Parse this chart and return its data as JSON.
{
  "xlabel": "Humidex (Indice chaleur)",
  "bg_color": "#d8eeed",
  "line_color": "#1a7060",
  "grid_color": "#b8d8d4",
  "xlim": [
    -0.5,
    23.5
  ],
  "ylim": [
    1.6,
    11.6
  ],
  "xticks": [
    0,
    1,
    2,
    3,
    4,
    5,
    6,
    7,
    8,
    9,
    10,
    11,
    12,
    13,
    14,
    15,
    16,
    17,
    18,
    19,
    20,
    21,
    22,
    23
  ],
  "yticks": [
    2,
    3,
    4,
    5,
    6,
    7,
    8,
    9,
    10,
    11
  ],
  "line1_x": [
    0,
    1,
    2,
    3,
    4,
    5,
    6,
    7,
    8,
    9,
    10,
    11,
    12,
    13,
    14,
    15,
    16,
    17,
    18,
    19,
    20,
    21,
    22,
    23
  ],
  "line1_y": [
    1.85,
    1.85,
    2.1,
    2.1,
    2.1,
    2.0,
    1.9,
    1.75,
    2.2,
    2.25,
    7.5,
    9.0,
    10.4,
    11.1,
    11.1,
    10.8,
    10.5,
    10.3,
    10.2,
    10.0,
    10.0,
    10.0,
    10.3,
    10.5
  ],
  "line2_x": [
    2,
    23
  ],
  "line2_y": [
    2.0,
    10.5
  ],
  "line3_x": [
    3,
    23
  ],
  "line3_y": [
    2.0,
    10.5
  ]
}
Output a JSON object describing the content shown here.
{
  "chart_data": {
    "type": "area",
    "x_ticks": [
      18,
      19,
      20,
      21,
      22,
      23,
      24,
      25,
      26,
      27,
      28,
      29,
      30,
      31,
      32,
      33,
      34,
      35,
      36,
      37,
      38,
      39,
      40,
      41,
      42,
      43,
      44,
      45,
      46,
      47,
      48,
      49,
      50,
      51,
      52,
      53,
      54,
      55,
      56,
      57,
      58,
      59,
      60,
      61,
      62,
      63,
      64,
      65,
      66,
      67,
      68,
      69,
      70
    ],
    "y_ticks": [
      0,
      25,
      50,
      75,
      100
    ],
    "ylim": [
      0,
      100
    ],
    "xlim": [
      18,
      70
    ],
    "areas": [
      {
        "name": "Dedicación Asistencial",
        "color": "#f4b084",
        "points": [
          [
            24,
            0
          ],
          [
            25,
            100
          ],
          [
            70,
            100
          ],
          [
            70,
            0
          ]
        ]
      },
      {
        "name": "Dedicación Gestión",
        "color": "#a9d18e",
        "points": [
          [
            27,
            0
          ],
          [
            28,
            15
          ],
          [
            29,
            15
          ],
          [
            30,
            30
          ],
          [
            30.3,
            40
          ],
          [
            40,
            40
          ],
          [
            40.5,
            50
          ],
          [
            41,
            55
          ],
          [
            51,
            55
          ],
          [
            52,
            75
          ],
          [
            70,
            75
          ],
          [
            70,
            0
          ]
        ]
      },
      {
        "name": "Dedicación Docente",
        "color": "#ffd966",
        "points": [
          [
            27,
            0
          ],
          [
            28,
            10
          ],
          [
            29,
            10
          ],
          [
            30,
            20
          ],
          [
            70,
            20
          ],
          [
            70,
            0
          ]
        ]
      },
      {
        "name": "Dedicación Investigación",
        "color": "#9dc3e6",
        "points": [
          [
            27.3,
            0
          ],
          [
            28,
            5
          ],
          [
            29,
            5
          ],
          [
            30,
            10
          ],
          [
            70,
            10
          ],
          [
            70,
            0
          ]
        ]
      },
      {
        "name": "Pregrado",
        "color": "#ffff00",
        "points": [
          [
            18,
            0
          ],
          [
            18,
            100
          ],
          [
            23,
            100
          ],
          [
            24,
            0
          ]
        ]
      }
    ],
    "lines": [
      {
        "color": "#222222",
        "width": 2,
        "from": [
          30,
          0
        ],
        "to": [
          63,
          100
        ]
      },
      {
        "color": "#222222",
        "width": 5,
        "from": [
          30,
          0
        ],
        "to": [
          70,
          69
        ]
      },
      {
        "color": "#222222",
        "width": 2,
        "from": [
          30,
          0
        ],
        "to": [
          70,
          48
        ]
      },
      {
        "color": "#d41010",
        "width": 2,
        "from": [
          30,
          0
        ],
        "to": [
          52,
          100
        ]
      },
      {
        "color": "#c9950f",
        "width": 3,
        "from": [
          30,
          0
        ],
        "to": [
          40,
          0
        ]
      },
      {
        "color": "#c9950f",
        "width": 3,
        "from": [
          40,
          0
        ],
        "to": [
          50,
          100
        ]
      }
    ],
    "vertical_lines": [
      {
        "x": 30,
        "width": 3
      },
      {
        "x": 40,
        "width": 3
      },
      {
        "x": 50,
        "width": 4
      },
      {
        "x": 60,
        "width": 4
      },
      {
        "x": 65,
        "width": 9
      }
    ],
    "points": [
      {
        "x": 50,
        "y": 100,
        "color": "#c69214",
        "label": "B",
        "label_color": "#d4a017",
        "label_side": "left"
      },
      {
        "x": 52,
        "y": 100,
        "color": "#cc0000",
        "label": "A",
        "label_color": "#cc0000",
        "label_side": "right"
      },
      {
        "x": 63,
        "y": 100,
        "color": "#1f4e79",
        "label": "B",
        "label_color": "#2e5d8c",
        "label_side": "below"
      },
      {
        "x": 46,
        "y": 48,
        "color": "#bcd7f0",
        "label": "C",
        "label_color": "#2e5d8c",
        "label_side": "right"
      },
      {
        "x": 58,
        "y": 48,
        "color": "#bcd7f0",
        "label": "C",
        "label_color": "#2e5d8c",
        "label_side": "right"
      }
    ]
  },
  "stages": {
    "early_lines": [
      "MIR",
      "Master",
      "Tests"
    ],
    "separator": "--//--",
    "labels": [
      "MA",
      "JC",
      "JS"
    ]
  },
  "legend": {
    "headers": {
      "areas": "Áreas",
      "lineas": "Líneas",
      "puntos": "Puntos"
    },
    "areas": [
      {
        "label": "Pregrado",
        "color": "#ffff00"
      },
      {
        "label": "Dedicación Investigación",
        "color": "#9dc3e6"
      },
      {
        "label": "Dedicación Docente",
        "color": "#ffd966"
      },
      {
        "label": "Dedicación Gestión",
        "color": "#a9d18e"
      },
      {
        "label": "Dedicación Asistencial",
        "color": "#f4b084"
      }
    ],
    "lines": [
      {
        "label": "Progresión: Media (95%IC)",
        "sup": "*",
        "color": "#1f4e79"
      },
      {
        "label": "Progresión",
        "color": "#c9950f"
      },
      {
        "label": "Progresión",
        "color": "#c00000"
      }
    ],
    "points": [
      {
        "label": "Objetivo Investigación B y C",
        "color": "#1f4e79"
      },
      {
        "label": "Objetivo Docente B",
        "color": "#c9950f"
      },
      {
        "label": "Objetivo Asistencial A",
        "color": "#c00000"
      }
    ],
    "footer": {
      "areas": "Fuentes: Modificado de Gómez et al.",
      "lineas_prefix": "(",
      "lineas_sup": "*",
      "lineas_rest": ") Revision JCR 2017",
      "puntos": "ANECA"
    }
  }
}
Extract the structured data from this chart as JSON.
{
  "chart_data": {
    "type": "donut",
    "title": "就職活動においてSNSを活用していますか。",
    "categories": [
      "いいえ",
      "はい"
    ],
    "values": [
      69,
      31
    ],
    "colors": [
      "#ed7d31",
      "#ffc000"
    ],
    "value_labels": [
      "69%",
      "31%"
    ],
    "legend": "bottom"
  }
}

§ **Problem details**
Pick out every line with the string "areas" and copy it.

§ **Result of this exercise**
    "areas": [
      "areas": "Áreas",
    "areas": [
      "areas": "Fuentes: Modificado de Gómez et al.",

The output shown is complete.